▶ **GIVEN REQUEST**: Write each record again exactly as it stands.

▶ **TASK DATA**:
[Start]
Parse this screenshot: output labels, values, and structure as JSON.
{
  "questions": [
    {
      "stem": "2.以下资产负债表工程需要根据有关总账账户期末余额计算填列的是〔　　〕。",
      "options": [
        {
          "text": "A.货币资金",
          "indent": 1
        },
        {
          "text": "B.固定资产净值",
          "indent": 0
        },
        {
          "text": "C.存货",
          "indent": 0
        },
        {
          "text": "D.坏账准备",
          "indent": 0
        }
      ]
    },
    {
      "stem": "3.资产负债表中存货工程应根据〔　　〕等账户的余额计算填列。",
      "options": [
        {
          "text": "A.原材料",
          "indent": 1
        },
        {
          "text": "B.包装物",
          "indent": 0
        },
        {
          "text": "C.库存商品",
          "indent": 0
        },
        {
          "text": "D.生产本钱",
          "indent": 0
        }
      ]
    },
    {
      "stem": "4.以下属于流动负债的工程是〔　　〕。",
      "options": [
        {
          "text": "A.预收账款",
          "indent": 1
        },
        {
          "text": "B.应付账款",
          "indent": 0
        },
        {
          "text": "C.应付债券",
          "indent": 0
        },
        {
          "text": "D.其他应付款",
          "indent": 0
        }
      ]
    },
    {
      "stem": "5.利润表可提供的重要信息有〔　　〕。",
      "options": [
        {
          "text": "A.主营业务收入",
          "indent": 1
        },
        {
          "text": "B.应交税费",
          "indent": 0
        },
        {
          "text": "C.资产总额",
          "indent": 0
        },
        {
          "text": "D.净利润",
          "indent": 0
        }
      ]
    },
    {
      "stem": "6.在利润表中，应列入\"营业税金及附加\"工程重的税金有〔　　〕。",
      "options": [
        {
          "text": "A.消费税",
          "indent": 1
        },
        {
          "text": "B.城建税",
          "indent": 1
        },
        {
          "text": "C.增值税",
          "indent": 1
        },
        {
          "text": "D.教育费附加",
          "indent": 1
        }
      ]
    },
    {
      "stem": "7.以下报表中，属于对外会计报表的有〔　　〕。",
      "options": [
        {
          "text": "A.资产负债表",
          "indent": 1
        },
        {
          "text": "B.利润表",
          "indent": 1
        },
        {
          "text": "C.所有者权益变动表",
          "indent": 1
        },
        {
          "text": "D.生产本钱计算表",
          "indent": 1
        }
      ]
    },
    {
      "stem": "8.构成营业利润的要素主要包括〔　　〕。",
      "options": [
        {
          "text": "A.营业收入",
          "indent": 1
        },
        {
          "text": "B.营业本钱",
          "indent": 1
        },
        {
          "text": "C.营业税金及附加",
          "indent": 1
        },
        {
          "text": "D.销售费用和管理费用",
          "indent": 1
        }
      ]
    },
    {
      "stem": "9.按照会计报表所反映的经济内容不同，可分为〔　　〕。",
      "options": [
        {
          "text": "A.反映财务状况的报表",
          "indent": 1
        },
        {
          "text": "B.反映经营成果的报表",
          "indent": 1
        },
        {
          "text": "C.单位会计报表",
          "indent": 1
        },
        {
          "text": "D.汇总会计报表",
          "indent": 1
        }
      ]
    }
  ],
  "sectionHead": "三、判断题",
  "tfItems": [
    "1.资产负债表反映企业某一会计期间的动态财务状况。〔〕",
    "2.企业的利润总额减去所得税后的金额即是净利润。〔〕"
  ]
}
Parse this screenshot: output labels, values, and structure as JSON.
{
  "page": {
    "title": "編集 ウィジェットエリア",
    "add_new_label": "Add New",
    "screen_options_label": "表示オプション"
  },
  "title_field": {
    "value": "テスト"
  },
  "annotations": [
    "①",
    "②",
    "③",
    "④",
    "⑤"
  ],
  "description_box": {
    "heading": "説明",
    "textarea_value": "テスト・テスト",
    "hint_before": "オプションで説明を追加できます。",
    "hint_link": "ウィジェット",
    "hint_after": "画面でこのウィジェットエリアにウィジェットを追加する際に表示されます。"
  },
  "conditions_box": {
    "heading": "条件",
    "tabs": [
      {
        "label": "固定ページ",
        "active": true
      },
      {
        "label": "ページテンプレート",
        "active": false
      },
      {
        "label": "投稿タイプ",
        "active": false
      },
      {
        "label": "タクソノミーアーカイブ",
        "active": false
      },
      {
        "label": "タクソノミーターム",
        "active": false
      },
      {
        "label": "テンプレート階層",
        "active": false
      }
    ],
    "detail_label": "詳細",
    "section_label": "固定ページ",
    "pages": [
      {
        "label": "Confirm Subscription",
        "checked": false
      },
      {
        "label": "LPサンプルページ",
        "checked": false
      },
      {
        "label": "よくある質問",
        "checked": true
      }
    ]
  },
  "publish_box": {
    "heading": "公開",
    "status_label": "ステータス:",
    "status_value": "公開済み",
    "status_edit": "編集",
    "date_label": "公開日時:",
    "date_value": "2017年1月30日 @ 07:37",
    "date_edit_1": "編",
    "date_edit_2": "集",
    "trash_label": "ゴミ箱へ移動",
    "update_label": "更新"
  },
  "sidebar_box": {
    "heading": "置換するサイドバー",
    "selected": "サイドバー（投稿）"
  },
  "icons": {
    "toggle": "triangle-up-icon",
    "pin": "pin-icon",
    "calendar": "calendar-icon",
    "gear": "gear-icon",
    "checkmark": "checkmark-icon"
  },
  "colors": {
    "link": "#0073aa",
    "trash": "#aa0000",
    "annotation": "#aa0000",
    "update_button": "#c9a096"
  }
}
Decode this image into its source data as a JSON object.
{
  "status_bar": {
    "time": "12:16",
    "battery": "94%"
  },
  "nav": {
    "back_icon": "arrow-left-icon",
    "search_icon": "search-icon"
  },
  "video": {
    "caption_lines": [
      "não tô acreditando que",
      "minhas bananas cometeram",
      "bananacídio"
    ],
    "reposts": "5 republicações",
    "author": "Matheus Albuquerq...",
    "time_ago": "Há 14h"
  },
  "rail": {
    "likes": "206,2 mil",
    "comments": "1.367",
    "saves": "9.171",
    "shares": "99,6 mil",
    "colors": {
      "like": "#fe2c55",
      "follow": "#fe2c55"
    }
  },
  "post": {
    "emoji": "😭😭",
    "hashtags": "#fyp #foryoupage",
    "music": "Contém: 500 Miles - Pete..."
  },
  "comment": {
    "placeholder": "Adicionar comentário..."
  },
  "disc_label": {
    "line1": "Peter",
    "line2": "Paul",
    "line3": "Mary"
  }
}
[End]
▶ **REPLY TO THE EXERCISE**:
Parse this screenshot: output labels, values, and structure as JSON.
{
  "questions": [
    {
      "stem": "2.以下资产负债表工程需要根据有关总账账户期末余额计算填列的是〔　　〕。",
      "options": [
        {
          "text": "A.货币资金",
          "indent": 1
        },
        {
          "text": "B.固定资产净值",
          "indent": 0
        },
        {
          "text": "C.存货",
          "indent": 0
        },
        {
          "text": "D.坏账准备",
          "indent": 0
        }
      ]
    },
    {
      "stem": "3.资产负债表中存货工程应根据〔　　〕等账户的余额计算填列。",
      "options": [
        {
          "text": "A.原材料",
          "indent": 1
        },
        {
          "text": "B.包装物",
          "indent": 0
        },
        {
          "text": "C.库存商品",
          "indent": 0
        },
        {
          "text": "D.生产本钱",
          "indent": 0
        }
      ]
    },
    {
      "stem": "4.以下属于流动负债的工程是〔　　〕。",
      "options": [
        {
          "text": "A.预收账款",
          "indent": 1
        },
        {
          "text": "B.应付账款",
          "indent": 0
        },
        {
          "text": "C.应付债券",
          "indent": 0
        },
        {
          "text": "D.其他应付款",
          "indent": 0
        }
      ]
    },
    {
      "stem": "5.利润表可提供的重要信息有〔　　〕。",
      "options": [
        {
          "text": "A.主营业务收入",
          "indent": 1
        },
        {
          "text": "B.应交税费",
          "indent": 0
        },
        {
          "text": "C.资产总额",
          "indent": 0
        },
        {
          "text": "D.净利润",
          "indent": 0
        }
      ]
    },
    {
      "stem": "6.在利润表中，应列入\"营业税金及附加\"工程重的税金有〔　　〕。",
      "options": [
        {
          "text": "A.消费税",
          "indent": 1
        },
        {
          "text": "B.城建税",
          "indent": 1
        },
        {
          "text": "C.增值税",
          "indent": 1
        },
        {
          "text": "D.教育费附加",
          "indent": 1
        }
      ]
    },
    {
      "stem": "7.以下报表中，属于对外会计报表的有〔　　〕。",
      "options": [
        {
          "text": "A.资产负债表",
          "indent": 1
        },
        {
          "text": "B.利润表",
          "indent": 1
        },
        {
          "text": "C.所有者权益变动表",
          "indent": 1
        },
        {
          "text": "D.生产本钱计算表",
          "indent": 1
        }
      ]
    },
    {
      "stem": "8.构成营业利润的要素主要包括〔　　〕。",
      "options": [
        {
          "text": "A.营业收入",
          "indent": 1
        },
        {
          "text": "B.营业本钱",
          "indent": 1
        },
        {
          "text": "C.营业税金及附加",
          "indent": 1
        },
        {
          "text": "D.销售费用和管理费用",
          "indent": 1
        }
      ]
    },
    {
      "stem": "9.按照会计报表所反映的经济内容不同，可分为〔　　〕。",
      "options": [
        {
          "text": "A.反映财务状况的报表",
          "indent": 1
        },
        {
          "text": "B.反映经营成果的报表",
          "indent": 1
        },
        {
          "text": "C.单位会计报表",
          "indent": 1
        },
        {
          "text": "D.汇总会计报表",
          "indent": 1
        }
      ]
    }
  ],
  "sectionHead": "三、判断题",
  "tfItems": [
    "1.资产负债表反映企业某一会计期间的动态财务状况。〔〕",
    "2.企业的利润总额减去所得税后的金额即是净利润。〔〕"
  ]
}
Parse this screenshot: output labels, values, and structure as JSON.
{
  "page": {
    "title": "編集 ウィジェットエリア",
    "add_new_label": "Add New",
    "screen_options_label": "表示オプション"
  },
  "title_field": {
    "value": "テスト"
  },
  "annotations": [
    "①",
    "②",
    "③",
    "④",
    "⑤"
  ],
  "description_box": {
    "heading": "説明",
    "textarea_value": "テスト・テスト",
    "hint_before": "オプションで説明を追加できます。",
    "hint_link": "ウィジェット",
    "hint_after": "画面でこのウィジェットエリアにウィジェットを追加する際に表示されます。"
  },
  "conditions_box": {
    "heading": "条件",
    "tabs": [
      {
        "label": "固定ページ",
        "active": true
      },
      {
        "label": "ページテンプレート",
        "active": false
      },
      {
        "label": "投稿タイプ",
        "active": false
      },
      {
        "label": "タクソノミーアーカイブ",
        "active": false
      },
      {
        "label": "タクソノミーターム",
        "active": false
      },
      {
        "label": "テンプレート階層",
        "active": false
      }
    ],
    "detail_label": "詳細",
    "section_label": "固定ページ",
    "pages": [
      {
        "label": "Confirm Subscription",
        "checked": false
      },
      {
        "label": "LPサンプルページ",
        "checked": false
      },
      {
        "label": "よくある質問",
        "checked": true
      }
    ]
  },
  "publish_box": {
    "heading": "公開",
    "status_label": "ステータス:",
    "status_value": "公開済み",
    "status_edit": "編集",
    "date_label": "公開日時:",
    "date_value": "2017年1月30日 @ 07:37",
    "date_edit_1": "編",
    "date_edit_2": "集",
    "trash_label": "ゴミ箱へ移動",
    "update_label": "更新"
  },
  "sidebar_box": {
    "heading": "置換するサイドバー",
    "selected": "サイドバー（投稿）"
  },
  "icons": {
    "toggle": "triangle-up-icon",
    "pin": "pin-icon",
    "calendar": "calendar-icon",
    "gear": "gear-icon",
    "checkmark": "checkmark-icon"
  },
  "colors": {
    "link": "#0073aa",
    "trash": "#aa0000",
    "annotation": "#aa0000",
    "update_button": "#c9a096"
  }
}
Decode this image into its source data as a JSON object.
{
  "status_bar": {
    "time": "12:16",
    "battery": "94%"
  },
  "nav": {
    "back_icon": "arrow-left-icon",
    "search_icon": "search-icon"
  },
  "video": {
    "caption_lines": [
      "não tô acreditando que",
      "minhas bananas cometeram",
      "bananacídio"
    ],
    "reposts": "5 republicações",
    "author": "Matheus Albuquerq...",
    "time_ago": "Há 14h"
  },
  "rail": {
    "likes": "206,2 mil",
    "comments": "1.367",
    "saves": "9.171",
    "shares": "99,6 mil",
    "colors": {
      "like": "#fe2c55",
      "follow": "#fe2c55"
    }
  },
  "post": {
    "emoji": "😭😭",
    "hashtags": "#fyp #foryoupage",
    "music": "Contém: 500 Miles - Pete..."
  },
  "comment": {
    "placeholder": "Adicionar comentário..."
  },
  "disc_label": {
    "line1": "Peter",
    "line2": "Paul",
    "line3": "Mary"
  }
}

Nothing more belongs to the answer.